* START RECORD LIST *

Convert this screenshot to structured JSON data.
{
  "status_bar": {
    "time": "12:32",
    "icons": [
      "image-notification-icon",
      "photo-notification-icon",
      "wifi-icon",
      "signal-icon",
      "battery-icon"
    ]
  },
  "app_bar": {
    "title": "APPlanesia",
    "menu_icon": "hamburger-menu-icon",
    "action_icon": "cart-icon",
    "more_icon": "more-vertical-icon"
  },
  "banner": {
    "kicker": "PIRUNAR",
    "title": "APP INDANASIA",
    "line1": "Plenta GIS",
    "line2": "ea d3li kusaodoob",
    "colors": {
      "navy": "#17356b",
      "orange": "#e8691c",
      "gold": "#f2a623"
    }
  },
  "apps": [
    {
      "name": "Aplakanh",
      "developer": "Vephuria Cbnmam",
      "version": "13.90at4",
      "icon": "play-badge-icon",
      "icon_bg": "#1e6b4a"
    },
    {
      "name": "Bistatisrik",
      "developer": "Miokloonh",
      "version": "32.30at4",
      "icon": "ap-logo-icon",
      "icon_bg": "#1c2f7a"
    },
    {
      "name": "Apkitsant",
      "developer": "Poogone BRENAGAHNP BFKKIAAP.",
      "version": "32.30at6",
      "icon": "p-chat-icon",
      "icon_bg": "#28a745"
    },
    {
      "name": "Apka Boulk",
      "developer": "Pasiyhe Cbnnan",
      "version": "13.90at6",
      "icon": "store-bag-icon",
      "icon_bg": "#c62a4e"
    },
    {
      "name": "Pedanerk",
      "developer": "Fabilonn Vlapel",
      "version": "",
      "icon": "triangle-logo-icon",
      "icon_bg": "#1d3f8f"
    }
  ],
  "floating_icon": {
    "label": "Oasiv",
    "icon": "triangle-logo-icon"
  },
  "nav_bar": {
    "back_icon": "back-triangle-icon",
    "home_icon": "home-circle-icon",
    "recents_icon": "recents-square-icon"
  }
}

* END RECORD LIST *

* _STATED EXERCISE_: Consider the entries above and return each line with the string "developer".

* _ANSWER IN FULL_:
      "developer": "Vephuria Cbnmam",
      "developer": "Miokloonh",
      "developer": "Poogone BRENAGAHNP BFKKIAAP.",
      "developer": "Pasiyhe Cbnnan",
      "developer": "Fabilonn Vlapel",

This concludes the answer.